---------- Records provided

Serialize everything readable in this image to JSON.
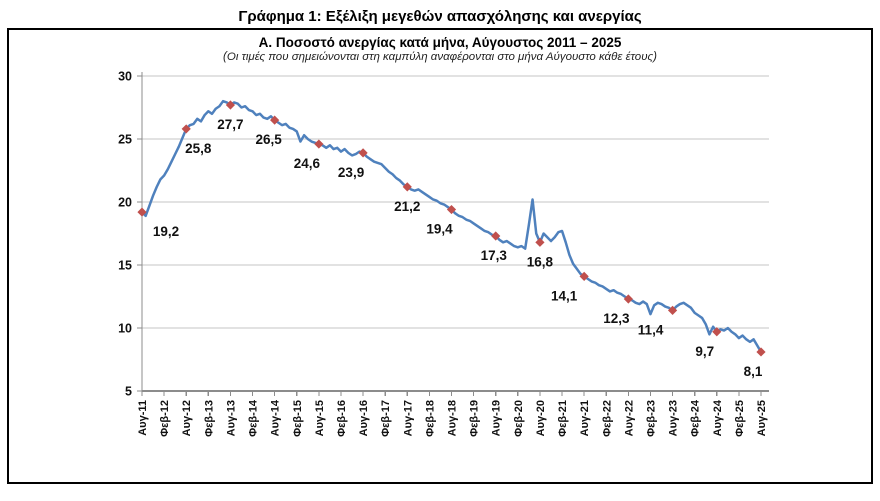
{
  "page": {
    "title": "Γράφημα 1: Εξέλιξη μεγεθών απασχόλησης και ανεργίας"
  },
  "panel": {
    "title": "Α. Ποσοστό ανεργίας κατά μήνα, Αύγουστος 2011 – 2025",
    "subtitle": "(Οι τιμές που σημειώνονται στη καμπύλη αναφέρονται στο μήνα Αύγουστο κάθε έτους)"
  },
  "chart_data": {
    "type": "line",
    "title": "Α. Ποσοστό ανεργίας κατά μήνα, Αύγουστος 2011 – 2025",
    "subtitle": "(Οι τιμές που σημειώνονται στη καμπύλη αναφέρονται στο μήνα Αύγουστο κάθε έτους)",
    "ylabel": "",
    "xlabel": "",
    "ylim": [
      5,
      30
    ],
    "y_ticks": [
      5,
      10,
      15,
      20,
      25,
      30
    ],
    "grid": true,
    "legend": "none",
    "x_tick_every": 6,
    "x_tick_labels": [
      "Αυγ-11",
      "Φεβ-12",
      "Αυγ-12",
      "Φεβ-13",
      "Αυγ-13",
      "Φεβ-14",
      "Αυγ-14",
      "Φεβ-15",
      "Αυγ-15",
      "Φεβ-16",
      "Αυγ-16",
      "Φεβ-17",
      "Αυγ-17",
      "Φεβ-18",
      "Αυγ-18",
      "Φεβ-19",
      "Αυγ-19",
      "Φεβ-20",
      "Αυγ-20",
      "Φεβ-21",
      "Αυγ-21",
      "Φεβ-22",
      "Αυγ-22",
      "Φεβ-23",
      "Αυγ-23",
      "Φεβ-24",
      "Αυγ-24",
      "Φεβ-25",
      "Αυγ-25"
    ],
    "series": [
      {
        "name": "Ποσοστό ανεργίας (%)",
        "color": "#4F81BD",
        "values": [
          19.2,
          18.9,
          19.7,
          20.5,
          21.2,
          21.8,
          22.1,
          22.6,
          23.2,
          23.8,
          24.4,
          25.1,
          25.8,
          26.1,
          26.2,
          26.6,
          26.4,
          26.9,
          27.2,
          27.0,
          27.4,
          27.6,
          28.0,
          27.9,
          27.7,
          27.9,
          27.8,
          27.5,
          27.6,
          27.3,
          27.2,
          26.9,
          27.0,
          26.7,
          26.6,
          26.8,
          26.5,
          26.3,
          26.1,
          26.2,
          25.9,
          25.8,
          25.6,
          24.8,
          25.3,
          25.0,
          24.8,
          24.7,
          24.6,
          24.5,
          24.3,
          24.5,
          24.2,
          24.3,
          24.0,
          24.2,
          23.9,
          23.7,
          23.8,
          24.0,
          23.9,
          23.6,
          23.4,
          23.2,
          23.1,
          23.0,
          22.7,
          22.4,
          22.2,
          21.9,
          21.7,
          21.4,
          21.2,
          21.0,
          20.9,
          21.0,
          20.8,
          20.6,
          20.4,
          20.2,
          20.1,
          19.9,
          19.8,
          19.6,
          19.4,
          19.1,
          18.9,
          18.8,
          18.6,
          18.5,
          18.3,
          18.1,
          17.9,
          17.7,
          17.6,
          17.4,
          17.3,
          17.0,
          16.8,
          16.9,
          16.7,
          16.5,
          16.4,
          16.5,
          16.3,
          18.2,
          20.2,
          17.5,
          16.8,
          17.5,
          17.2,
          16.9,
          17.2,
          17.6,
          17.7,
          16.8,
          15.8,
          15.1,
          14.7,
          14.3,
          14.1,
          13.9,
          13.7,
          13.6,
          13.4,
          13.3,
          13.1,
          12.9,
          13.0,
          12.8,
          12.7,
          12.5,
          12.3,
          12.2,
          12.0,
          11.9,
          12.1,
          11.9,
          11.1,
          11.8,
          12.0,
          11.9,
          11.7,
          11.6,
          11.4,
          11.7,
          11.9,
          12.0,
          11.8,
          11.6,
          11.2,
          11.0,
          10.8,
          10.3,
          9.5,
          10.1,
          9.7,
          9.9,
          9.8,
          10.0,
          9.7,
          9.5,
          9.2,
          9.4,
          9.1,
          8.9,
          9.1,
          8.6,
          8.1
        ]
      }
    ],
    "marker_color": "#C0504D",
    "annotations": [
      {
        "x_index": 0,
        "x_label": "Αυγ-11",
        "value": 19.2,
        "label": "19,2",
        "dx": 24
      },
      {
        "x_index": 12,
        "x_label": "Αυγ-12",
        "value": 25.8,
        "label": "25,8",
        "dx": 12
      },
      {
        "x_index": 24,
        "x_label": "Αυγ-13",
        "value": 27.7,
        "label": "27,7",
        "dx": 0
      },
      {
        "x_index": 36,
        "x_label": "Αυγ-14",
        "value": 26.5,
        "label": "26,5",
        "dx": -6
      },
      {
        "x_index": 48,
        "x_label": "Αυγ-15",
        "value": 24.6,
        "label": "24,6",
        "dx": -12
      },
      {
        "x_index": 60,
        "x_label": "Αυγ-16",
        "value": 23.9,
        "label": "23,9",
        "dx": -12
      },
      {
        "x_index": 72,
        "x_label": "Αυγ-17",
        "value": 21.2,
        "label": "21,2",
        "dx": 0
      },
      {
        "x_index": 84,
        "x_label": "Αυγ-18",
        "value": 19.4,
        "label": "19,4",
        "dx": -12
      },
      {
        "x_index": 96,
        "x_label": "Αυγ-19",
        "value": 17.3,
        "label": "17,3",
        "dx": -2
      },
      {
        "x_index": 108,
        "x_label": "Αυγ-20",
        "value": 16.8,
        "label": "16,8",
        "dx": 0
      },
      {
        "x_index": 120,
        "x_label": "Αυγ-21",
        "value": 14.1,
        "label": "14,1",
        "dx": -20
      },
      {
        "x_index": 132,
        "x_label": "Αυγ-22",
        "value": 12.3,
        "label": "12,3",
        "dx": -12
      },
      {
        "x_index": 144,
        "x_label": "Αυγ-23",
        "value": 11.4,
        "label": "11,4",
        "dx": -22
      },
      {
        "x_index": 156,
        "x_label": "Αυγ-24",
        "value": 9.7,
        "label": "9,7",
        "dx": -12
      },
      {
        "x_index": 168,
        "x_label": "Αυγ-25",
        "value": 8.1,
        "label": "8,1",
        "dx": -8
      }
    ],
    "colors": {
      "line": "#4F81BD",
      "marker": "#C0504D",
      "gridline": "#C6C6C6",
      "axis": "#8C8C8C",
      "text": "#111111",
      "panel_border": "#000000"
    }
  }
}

--------------------
---------- Records provided

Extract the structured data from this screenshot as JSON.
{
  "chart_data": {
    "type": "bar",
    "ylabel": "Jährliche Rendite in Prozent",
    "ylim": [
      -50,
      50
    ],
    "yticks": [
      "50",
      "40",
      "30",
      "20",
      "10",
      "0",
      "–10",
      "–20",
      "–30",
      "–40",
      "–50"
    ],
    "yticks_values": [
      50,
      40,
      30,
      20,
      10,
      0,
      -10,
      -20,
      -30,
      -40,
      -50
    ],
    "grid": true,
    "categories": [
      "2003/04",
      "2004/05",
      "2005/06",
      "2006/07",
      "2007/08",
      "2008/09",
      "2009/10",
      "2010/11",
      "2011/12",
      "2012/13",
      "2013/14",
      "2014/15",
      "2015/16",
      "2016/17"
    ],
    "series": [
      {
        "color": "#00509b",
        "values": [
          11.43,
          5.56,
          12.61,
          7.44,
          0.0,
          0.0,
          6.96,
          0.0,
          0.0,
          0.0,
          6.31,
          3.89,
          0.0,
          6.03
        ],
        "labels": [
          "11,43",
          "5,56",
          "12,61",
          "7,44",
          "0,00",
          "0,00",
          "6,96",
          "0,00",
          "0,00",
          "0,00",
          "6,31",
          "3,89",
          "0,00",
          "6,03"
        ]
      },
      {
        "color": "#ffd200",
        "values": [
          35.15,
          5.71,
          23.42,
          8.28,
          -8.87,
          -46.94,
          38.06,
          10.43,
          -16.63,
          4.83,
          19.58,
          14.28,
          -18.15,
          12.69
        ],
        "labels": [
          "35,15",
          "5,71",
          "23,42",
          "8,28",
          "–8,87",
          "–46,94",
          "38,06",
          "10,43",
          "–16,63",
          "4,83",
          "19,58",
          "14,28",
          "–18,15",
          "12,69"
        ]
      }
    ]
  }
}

--------------------

> [Task requirements]: Pull out all lines of the data with the string "έτους".

> [Response to this exercise]:
    "subtitle": "(Οι τιμές που σημειώνονται στη καμπύλη αναφέρονται στο μήνα Αύγουστο κάθε έτους)"
    "subtitle": "(Οι τιμές που σημειώνονται στη καμπύλη αναφέρονται στο μήνα Αύγουστο κάθε έτους)",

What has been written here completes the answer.